PROBLEM STATEMENT:
Report the count of lines below that include "RMSE", without any other text.

TASK MATERIAL:
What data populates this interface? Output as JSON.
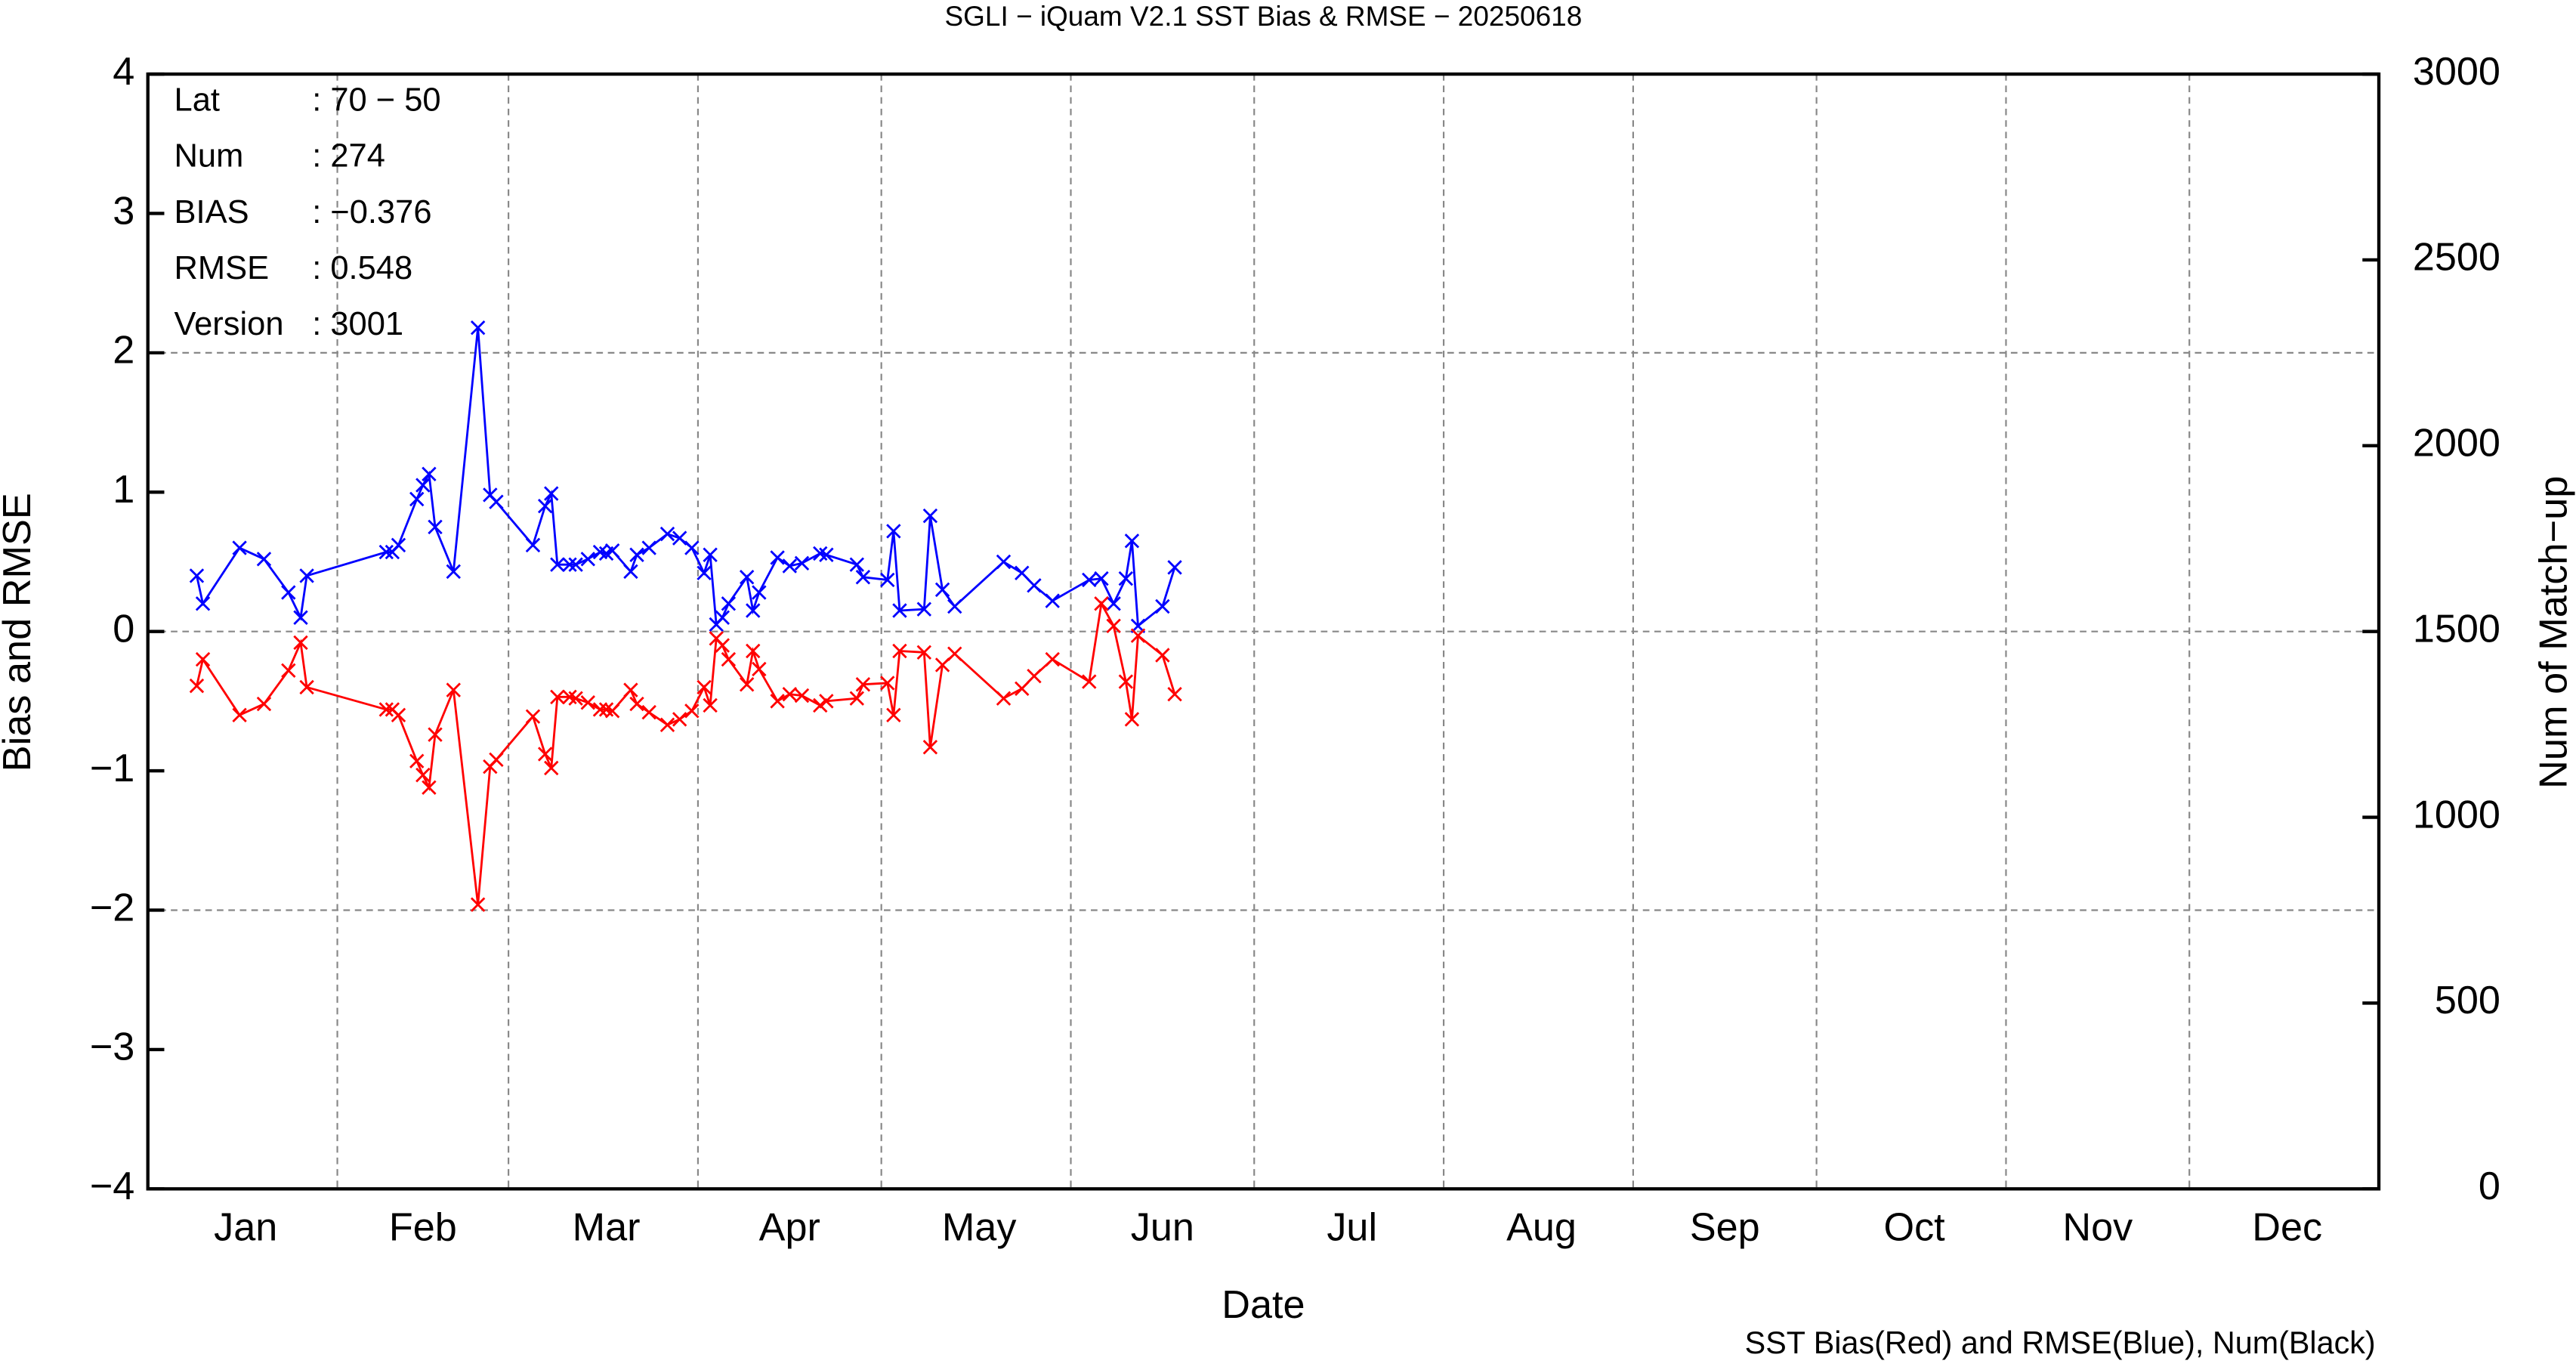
{
  "chart_data": {
    "type": "line",
    "title": "SGLI − iQuam V2.1 SST Bias & RMSE  − 20250618",
    "xlabel": "Date",
    "ylabel": "Bias and RMSE",
    "y2label": "Num of Match−up",
    "footer": "SST Bias(Red) and RMSE(Blue), Num(Black)",
    "annotations": [
      [
        "Lat",
        ": 70 − 50"
      ],
      [
        "Num",
        ": 274"
      ],
      [
        "BIAS",
        ": −0.376"
      ],
      [
        "RMSE",
        ": 0.548"
      ],
      [
        "Version",
        ": 3001"
      ]
    ],
    "x": [
      8,
      9,
      15,
      19,
      23,
      25,
      26,
      39,
      40,
      41,
      44,
      45,
      46,
      47,
      50,
      54,
      56,
      57,
      63,
      65,
      66,
      67,
      69,
      70,
      72,
      74,
      75,
      76,
      79,
      80,
      82,
      85,
      87,
      89,
      91,
      92,
      93,
      94,
      95,
      98,
      99,
      100,
      103,
      105,
      107,
      110,
      111,
      116,
      117,
      121,
      122,
      123,
      127,
      128,
      130,
      132,
      140,
      143,
      145,
      148,
      154,
      156,
      158,
      160,
      161,
      162,
      166,
      168
    ],
    "series": [
      {
        "name": "RMSE",
        "color": "#0000ff",
        "values": [
          0.4,
          0.2,
          0.6,
          0.52,
          0.28,
          0.1,
          0.4,
          0.57,
          0.57,
          0.62,
          0.95,
          1.05,
          1.13,
          0.75,
          0.43,
          2.18,
          0.98,
          0.93,
          0.62,
          0.9,
          0.99,
          0.48,
          0.48,
          0.48,
          0.52,
          0.57,
          0.56,
          0.58,
          0.43,
          0.55,
          0.6,
          0.7,
          0.67,
          0.6,
          0.42,
          0.55,
          0.05,
          0.1,
          0.2,
          0.39,
          0.15,
          0.28,
          0.53,
          0.47,
          0.49,
          0.56,
          0.55,
          0.48,
          0.39,
          0.37,
          0.72,
          0.15,
          0.16,
          0.83,
          0.3,
          0.18,
          0.5,
          0.42,
          0.33,
          0.22,
          0.37,
          0.38,
          0.2,
          0.38,
          0.65,
          0.04,
          0.18,
          0.46
        ]
      },
      {
        "name": "Bias",
        "color": "#ff0000",
        "values": [
          -0.39,
          -0.2,
          -0.6,
          -0.52,
          -0.28,
          -0.08,
          -0.4,
          -0.56,
          -0.56,
          -0.6,
          -0.93,
          -1.03,
          -1.12,
          -0.74,
          -0.42,
          -1.96,
          -0.97,
          -0.92,
          -0.61,
          -0.88,
          -0.98,
          -0.47,
          -0.47,
          -0.48,
          -0.51,
          -0.56,
          -0.56,
          -0.57,
          -0.42,
          -0.52,
          -0.58,
          -0.67,
          -0.63,
          -0.57,
          -0.4,
          -0.53,
          -0.05,
          -0.1,
          -0.2,
          -0.38,
          -0.14,
          -0.27,
          -0.5,
          -0.45,
          -0.46,
          -0.53,
          -0.5,
          -0.48,
          -0.38,
          -0.37,
          -0.6,
          -0.14,
          -0.15,
          -0.83,
          -0.24,
          -0.16,
          -0.48,
          -0.41,
          -0.32,
          -0.2,
          -0.36,
          0.2,
          0.04,
          -0.36,
          -0.63,
          -0.03,
          -0.17,
          -0.45
        ]
      }
    ],
    "xlim": [
      0,
      365
    ],
    "xticks": [
      {
        "value": 16,
        "label": "Jan"
      },
      {
        "value": 45,
        "label": "Feb"
      },
      {
        "value": 75,
        "label": "Mar"
      },
      {
        "value": 105,
        "label": "Apr"
      },
      {
        "value": 136,
        "label": "May"
      },
      {
        "value": 166,
        "label": "Jun"
      },
      {
        "value": 197,
        "label": "Jul"
      },
      {
        "value": 228,
        "label": "Aug"
      },
      {
        "value": 258,
        "label": "Sep"
      },
      {
        "value": 289,
        "label": "Oct"
      },
      {
        "value": 319,
        "label": "Nov"
      },
      {
        "value": 350,
        "label": "Dec"
      }
    ],
    "xgrid": [
      31,
      59,
      90,
      120,
      151,
      181,
      212,
      243,
      273,
      304,
      334
    ],
    "ylim": [
      -4,
      4
    ],
    "yticks": [
      {
        "value": -4,
        "label": "−4"
      },
      {
        "value": -3,
        "label": "−3"
      },
      {
        "value": -2,
        "label": "−2"
      },
      {
        "value": -1,
        "label": "−1"
      },
      0,
      1,
      2,
      3,
      4
    ],
    "ygrid": [
      -2,
      0,
      2
    ],
    "y2lim": [
      0,
      3000
    ],
    "y2ticks": [
      0,
      500,
      1000,
      1500,
      2000,
      2500,
      3000
    ],
    "grid": true
  }
}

ANSWER TO THIS TASK:
5